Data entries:

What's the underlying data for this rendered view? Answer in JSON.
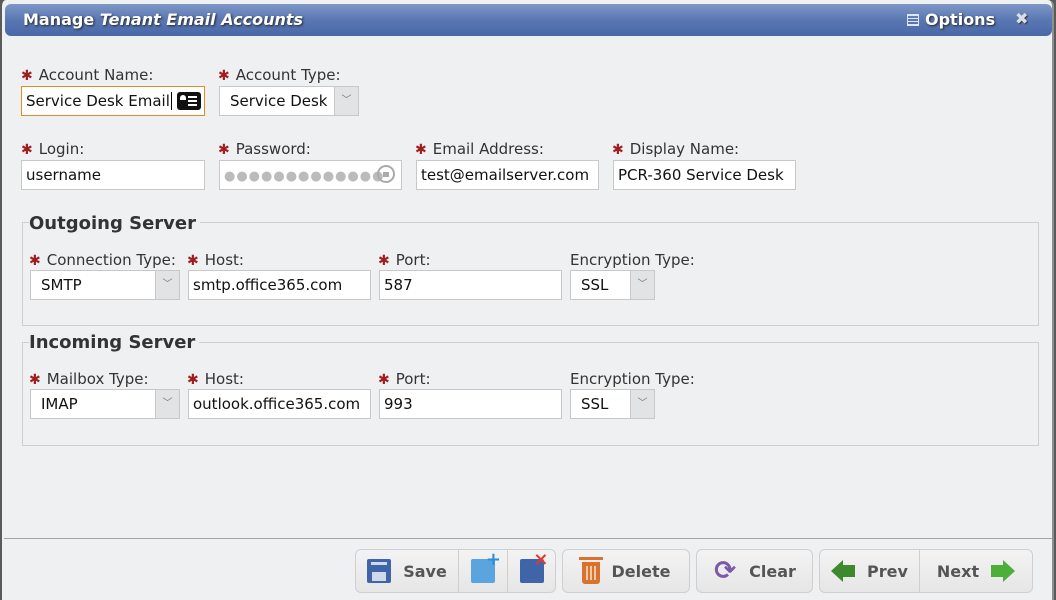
{
  "window": {
    "title_prefix": "Manage",
    "title_main": "Tenant Email Accounts",
    "options_label": "Options",
    "close_label": "✖"
  },
  "account": {
    "account_name_label": "Account Name:",
    "account_name_value": "Service Desk Email",
    "account_type_label": "Account Type:",
    "account_type_value": "Service Desk",
    "login_label": "Login:",
    "login_value": "username",
    "password_label": "Password:",
    "password_mask": "●●●●●●●●●●●●●",
    "email_label": "Email Address:",
    "email_value": "test@emailserver.com",
    "display_name_label": "Display Name:",
    "display_name_value": "PCR-360 Service Desk"
  },
  "outgoing": {
    "legend": "Outgoing Server",
    "connection_type_label": "Connection Type:",
    "connection_type_value": "SMTP",
    "host_label": "Host:",
    "host_value": "smtp.office365.com",
    "port_label": "Port:",
    "port_value": "587",
    "encryption_label": "Encryption Type:",
    "encryption_value": "SSL"
  },
  "incoming": {
    "legend": "Incoming Server",
    "mailbox_type_label": "Mailbox Type:",
    "mailbox_type_value": "IMAP",
    "host_label": "Host:",
    "host_value": "outlook.office365.com",
    "port_label": "Port:",
    "port_value": "993",
    "encryption_label": "Encryption Type:",
    "encryption_value": "SSL"
  },
  "required_marker": "✱",
  "combo_arrow": "﹀",
  "toolbar": {
    "save": "Save",
    "delete": "Delete",
    "clear": "Clear",
    "prev": "Prev",
    "next": "Next",
    "refresh_glyph": "⟳"
  }
}
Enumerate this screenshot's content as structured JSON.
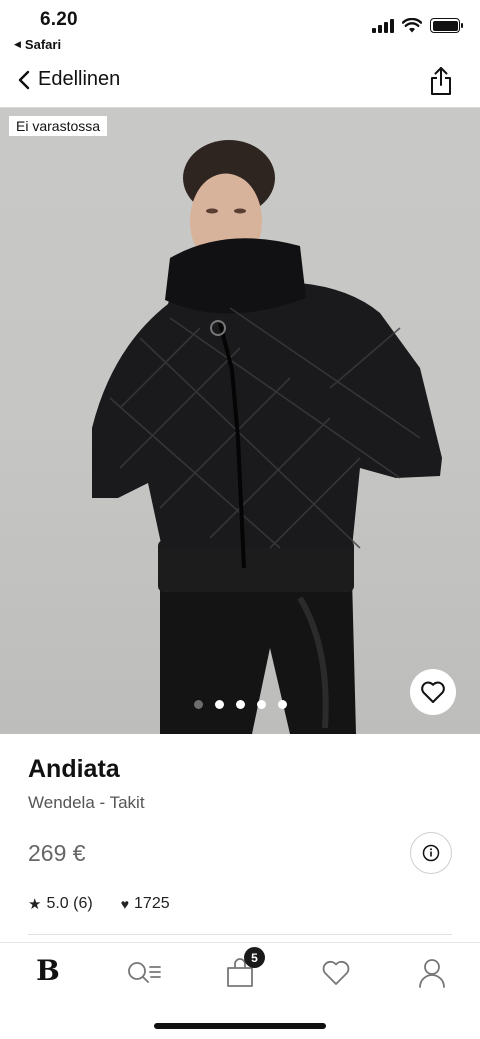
{
  "status_bar": {
    "time": "6.20",
    "back_app": "Safari"
  },
  "nav": {
    "back_label": "Edellinen",
    "share_icon": "share-icon"
  },
  "hero": {
    "stock_badge": "Ei varastossa",
    "image_count": 5,
    "active_image_index": 0,
    "favorite_icon": "heart-outline-icon"
  },
  "product": {
    "name": "Andiata",
    "subtitle": "Wendela - Takit",
    "price": "269 €",
    "rating": "5.0 (6)",
    "likes": "1725",
    "info_icon": "info-icon"
  },
  "tab_bar": {
    "logo": "B",
    "cart_count": "5",
    "tabs": [
      "home-logo",
      "search-menu-icon",
      "shopping-bag-icon",
      "heart-icon",
      "user-icon"
    ]
  },
  "colors": {
    "accent": "#111111",
    "muted_text": "#555555",
    "hero_background": "#c6c6c4"
  }
}
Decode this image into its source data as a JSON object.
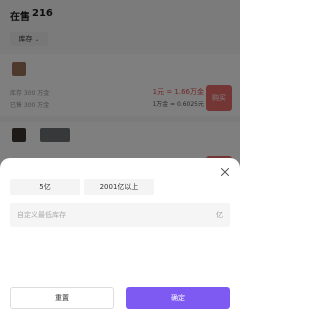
{
  "header": {
    "title_prefix": "在售",
    "title_count": "216"
  },
  "filter": {
    "stock_label": "库存",
    "chevron": "⌄"
  },
  "listing1": {
    "stock_meta": "库存 300 万金",
    "sold_meta": "已售 300 万金",
    "price_line": "1元 = 1.66万金",
    "ratio_line": "1万金 = 0.6025元",
    "buy_label": "购买",
    "swatch_color": "#9b7559"
  },
  "listing2": {
    "swatch_color": "#3c3530",
    "tag_color": "#6c7172"
  },
  "sheet": {
    "close_icon": "close-icon",
    "options": [
      "5亿",
      "2001亿以上"
    ],
    "custom_placeholder": "自定义最低库存",
    "unit": "亿",
    "reset_label": "重置",
    "confirm_label": "确定"
  },
  "colors": {
    "accent": "#7e5af2",
    "price_red": "#e34d4d",
    "buy_button": "#e86a6a"
  }
}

GIVEN REQUEST: Find the number of lines in which the word "Service" occurs, and write nothing but that number.

RESULT: 3